From the listing that follows, output everything exactly except the pictures.

## Start DATA TO USE

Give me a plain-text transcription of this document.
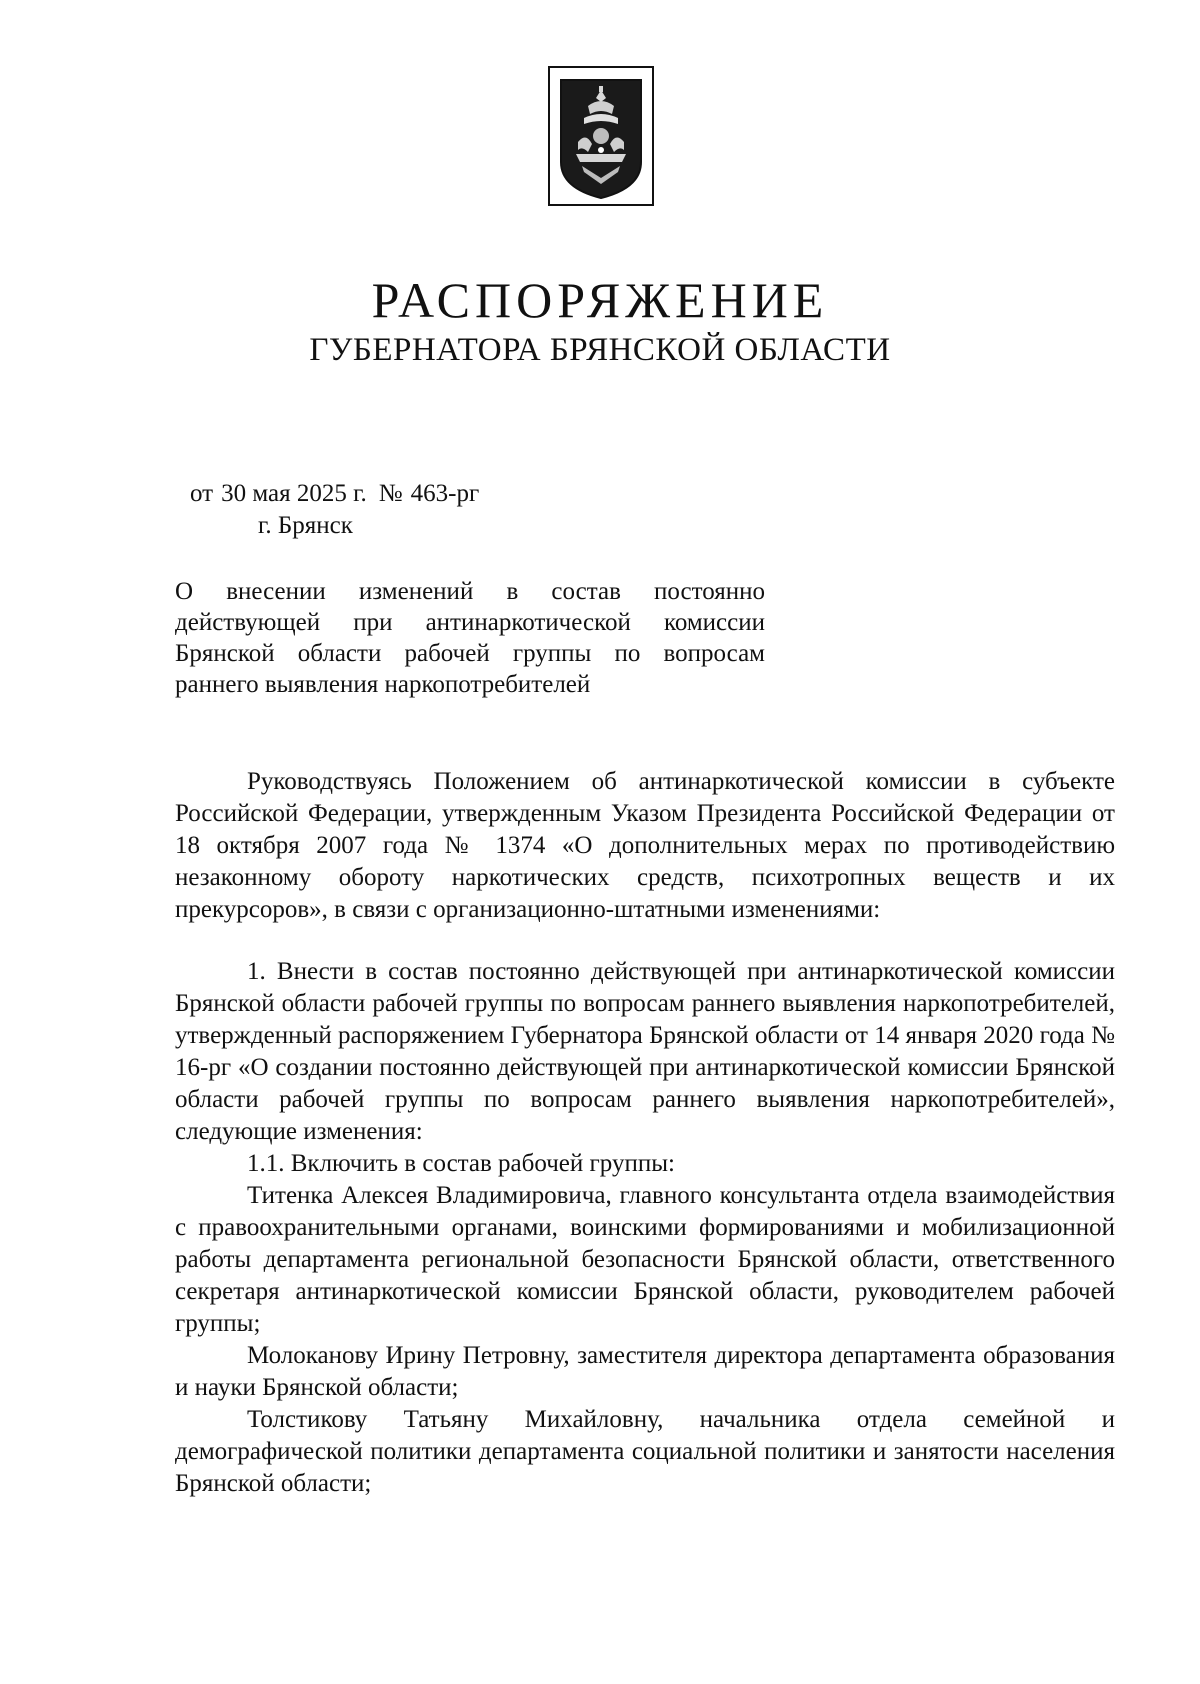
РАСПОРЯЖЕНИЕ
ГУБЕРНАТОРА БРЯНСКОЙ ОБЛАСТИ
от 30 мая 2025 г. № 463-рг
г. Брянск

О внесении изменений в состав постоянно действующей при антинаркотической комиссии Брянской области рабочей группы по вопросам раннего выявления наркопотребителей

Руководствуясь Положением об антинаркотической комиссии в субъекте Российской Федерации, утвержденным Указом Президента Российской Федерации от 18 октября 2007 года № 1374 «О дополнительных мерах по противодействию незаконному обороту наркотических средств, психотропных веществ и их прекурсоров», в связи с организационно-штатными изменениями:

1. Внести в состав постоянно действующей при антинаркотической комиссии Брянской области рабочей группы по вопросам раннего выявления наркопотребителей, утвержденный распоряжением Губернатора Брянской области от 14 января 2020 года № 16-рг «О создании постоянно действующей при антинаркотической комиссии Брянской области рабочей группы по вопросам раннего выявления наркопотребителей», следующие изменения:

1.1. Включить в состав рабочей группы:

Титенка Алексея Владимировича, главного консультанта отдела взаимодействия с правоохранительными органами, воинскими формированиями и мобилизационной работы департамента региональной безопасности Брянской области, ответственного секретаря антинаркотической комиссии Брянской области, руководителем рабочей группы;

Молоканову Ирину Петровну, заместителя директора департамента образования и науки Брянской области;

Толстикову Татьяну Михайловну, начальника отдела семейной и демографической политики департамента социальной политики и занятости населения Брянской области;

## End DATA TO USE

## [EXERCISE OUTPUT]
Give me a plain-text transcription of this document.
РАСПОРЯЖЕНИЕ
ГУБЕРНАТОРА БРЯНСКОЙ ОБЛАСТИ
от 30 мая 2025 г. № 463-рг
г. Брянск

О внесении изменений в состав постоянно действующей при антинаркотической комиссии Брянской области рабочей группы по вопросам раннего выявления наркопотребителей

Руководствуясь Положением об антинаркотической комиссии в субъекте Российской Федерации, утвержденным Указом Президента Российской Федерации от 18 октября 2007 года № 1374 «О дополнительных мерах по противодействию незаконному обороту наркотических средств, психотропных веществ и их прекурсоров», в связи с организационно-штатными изменениями:

1. Внести в состав постоянно действующей при антинаркотической комиссии Брянской области рабочей группы по вопросам раннего выявления наркопотребителей, утвержденный распоряжением Губернатора Брянской области от 14 января 2020 года № 16-рг «О создании постоянно действующей при антинаркотической комиссии Брянской области рабочей группы по вопросам раннего выявления наркопотребителей», следующие изменения:

1.1. Включить в состав рабочей группы:

Титенка Алексея Владимировича, главного консультанта отдела взаимодействия с правоохранительными органами, воинскими формированиями и мобилизационной работы департамента региональной безопасности Брянской области, ответственного секретаря антинаркотической комиссии Брянской области, руководителем рабочей группы;

Молоканову Ирину Петровну, заместителя директора департамента образования и науки Брянской области;

Толстикову Татьяну Михайловну, начальника отдела семейной и демографической политики департамента социальной политики и занятости населения Брянской области;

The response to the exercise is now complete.